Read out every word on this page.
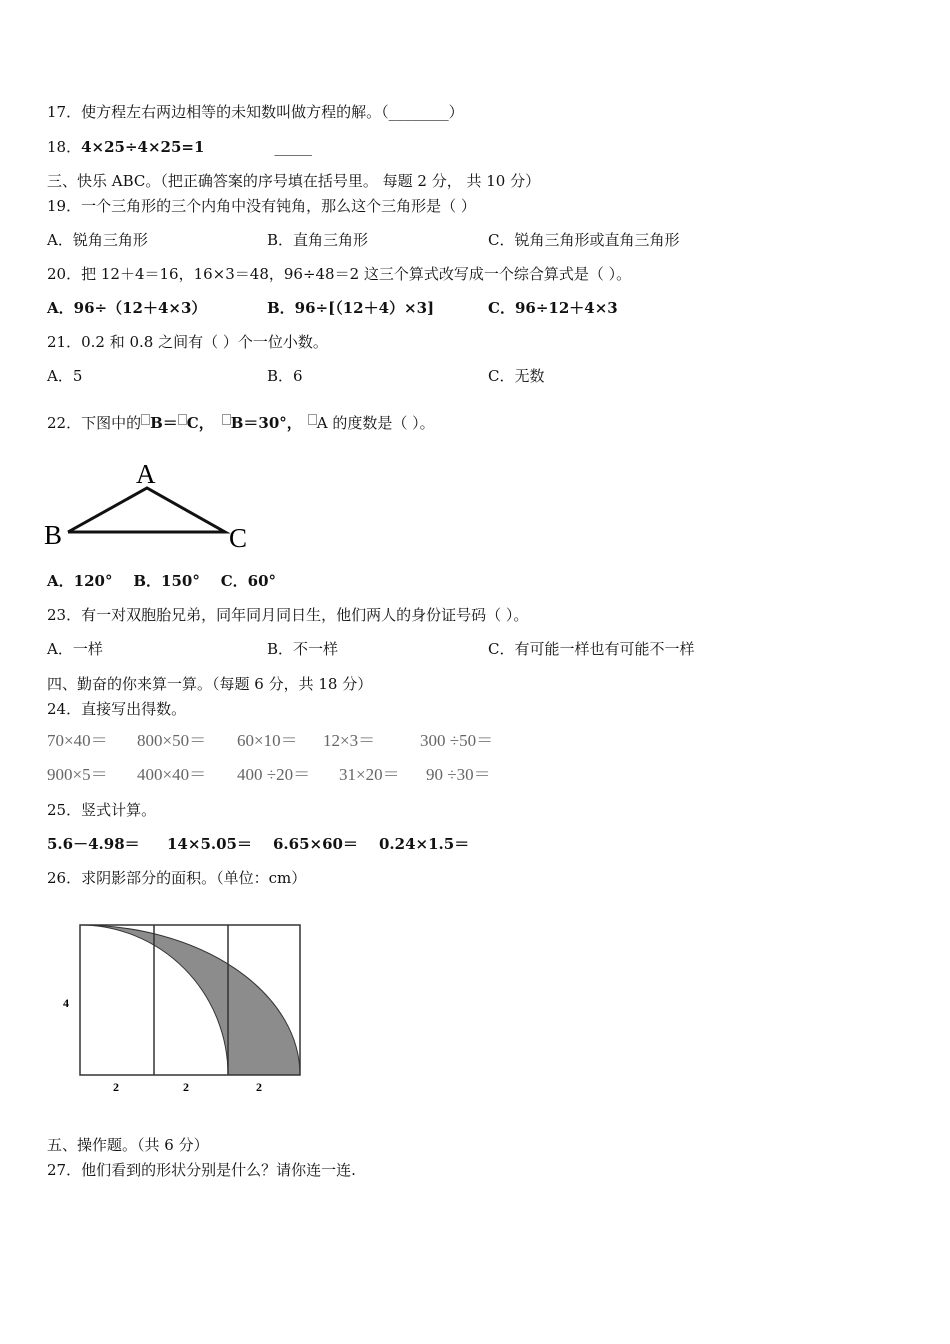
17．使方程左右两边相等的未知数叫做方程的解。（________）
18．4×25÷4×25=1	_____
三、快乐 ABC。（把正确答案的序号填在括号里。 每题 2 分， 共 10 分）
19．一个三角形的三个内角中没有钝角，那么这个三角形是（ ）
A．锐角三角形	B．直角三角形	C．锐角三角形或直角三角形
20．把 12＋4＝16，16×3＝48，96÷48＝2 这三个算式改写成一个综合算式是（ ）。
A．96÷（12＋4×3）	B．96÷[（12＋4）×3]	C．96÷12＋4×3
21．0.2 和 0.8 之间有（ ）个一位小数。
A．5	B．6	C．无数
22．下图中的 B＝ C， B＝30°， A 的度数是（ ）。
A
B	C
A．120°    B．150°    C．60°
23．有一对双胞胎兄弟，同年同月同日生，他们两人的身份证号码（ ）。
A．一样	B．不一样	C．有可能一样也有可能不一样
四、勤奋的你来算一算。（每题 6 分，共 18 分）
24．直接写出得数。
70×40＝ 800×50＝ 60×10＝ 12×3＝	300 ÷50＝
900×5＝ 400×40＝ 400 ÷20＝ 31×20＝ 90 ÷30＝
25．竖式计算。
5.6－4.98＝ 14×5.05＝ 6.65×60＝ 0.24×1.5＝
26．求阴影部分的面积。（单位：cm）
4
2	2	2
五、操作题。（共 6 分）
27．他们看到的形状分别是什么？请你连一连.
--------------------
# [GOAL OF THE EXERCISE]
Transcribe each line above verbatim, with the pictures left out.

# [ANSWER FOR THIS EXERCISE]
Read out every word on this page.
17．使方程左右两边相等的未知数叫做方程的解。（________）
18．4×25÷4×25=1	_____
三、快乐 ABC。（把正确答案的序号填在括号里。 每题 2 分， 共 10 分）
19．一个三角形的三个内角中没有钝角，那么这个三角形是（ ）
A．锐角三角形	B．直角三角形	C．锐角三角形或直角三角形
20．把 12＋4＝16，16×3＝48，96÷48＝2 这三个算式改写成一个综合算式是（ ）。
A．96÷（12＋4×3）	B．96÷[（12＋4）×3]	C．96÷12＋4×3
21．0.2 和 0.8 之间有（ ）个一位小数。
A．5	B．6	C．无数
22．下图中的 B＝ C， B＝30°， A 的度数是（ ）。
A
B	C
A．120°    B．150°    C．60°
23．有一对双胞胎兄弟，同年同月同日生，他们两人的身份证号码（ ）。
A．一样	B．不一样	C．有可能一样也有可能不一样
四、勤奋的你来算一算。（每题 6 分，共 18 分）
24．直接写出得数。
70×40＝ 800×50＝ 60×10＝ 12×3＝	300 ÷50＝
900×5＝ 400×40＝ 400 ÷20＝ 31×20＝ 90 ÷30＝
25．竖式计算。
5.6－4.98＝ 14×5.05＝ 6.65×60＝ 0.24×1.5＝
26．求阴影部分的面积。（单位：cm）
4
2	2	2
五、操作题。（共 6 分）
27．他们看到的形状分别是什么？请你连一连.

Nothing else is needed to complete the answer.